**Extracted text**
Content starts

[12]      In addition to the above, it cannot be said that the conduct of the accused in facie curiae fits the conduct required for a conviction in terms of section 108 of the Magistrate’s Court Act. The accused did not willfully insult the judicial officer or the prosecutor nor is the evidence on record that he willfully interrupted the proceedings or that he misbehaved. The court could not have convicted him in terms of the provisions of section 108 of the Magistrate’s Court Act.

[13]      The summary inquiry provided for in s 108 furthermore should not be abused. This procedure is essential for the proper administration of justice.  Abuse, thereof, may equally bring the administration of justice into disrepute. The courts are encouraged[3] to use their powers in terms of section 108 cautiously and to: ‘restrict the summary procedure to cases where the due administration of justice clearly requires it.[4] This is an issue which could so easily have been resolved administratively. 

[14]      In this case a number of violations of the fundamental principles of our legal system are evident from the record. Firstly, the complaint was raised in court in the absence of the accused. The accused was not privy to what the complaint against him was. He was not informed when he entered the court that the questions which the magistrate posed to him were to determine whether he was guilty of the offence of contempt of court or not.

[15]      Furthermore, the magistrate’s impartiality was seriously compromised when he heard the untested version of the complainant. The following question by the magistrate bears testimony of his acceptance of the untested version of the state prosecutor: ‘Are you saying that the Prosecutor (sic) she just falsely (sic) accusing you out of nothing.’ It came as no surprise that the learned magistrate preferred the version of the prosecutor.

[16]      The manner in which the attendance of the accused was secured before the court was improper. Given the fact that the alleged contemptuous conduct took place outside court it would have been more appropriate to follow substantive procedure which prescribes the manner in which to secure the attendance of an accused.
Content ends
**Assignment**
In the excerpt on contempt of court, in whose absence was the complaint raised in court? The listing that comes next is separate material and has no connection to the excerpt on contempt of court.

(Records from a data collection)
Content starts
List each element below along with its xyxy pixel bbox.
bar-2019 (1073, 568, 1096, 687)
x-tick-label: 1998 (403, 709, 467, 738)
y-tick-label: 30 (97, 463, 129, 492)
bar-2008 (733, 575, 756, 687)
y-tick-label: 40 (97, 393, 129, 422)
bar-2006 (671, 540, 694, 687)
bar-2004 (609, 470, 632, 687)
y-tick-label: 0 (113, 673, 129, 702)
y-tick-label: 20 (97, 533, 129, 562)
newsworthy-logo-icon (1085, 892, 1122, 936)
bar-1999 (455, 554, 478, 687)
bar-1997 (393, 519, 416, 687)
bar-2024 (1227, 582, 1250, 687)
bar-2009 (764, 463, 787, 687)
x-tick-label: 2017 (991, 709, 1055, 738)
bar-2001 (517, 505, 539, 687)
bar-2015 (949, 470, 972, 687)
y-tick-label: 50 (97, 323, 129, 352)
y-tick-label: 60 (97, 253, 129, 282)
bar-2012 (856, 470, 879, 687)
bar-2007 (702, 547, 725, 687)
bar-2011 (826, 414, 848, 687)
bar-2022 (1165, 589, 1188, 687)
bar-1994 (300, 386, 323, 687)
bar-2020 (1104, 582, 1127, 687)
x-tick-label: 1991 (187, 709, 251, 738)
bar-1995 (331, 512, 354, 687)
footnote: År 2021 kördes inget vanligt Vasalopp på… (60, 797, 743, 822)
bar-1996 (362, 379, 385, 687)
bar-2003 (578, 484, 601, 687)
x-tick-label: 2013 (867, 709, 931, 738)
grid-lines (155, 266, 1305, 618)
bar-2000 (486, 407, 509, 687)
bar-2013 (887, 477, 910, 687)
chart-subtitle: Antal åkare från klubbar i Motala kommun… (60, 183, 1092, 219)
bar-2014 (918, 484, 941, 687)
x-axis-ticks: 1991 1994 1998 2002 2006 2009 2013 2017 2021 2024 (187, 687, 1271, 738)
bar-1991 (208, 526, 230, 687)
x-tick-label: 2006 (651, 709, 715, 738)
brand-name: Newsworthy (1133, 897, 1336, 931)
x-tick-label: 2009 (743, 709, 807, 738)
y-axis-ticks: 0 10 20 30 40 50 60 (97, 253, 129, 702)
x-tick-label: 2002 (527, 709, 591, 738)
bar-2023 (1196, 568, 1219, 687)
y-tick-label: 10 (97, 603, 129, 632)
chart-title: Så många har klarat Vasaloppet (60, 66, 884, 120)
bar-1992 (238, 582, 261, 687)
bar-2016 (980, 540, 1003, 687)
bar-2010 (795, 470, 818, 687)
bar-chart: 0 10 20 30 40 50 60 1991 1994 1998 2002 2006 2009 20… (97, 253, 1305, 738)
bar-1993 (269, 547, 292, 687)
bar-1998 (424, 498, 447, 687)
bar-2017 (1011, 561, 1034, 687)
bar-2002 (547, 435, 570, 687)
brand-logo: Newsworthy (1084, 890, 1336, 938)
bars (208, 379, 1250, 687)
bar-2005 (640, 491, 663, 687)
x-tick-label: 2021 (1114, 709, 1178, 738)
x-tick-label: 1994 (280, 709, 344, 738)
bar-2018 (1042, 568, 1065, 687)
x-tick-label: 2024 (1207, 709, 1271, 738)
Content ends
**Result of this exercise**
It was raised in the absence of the accused.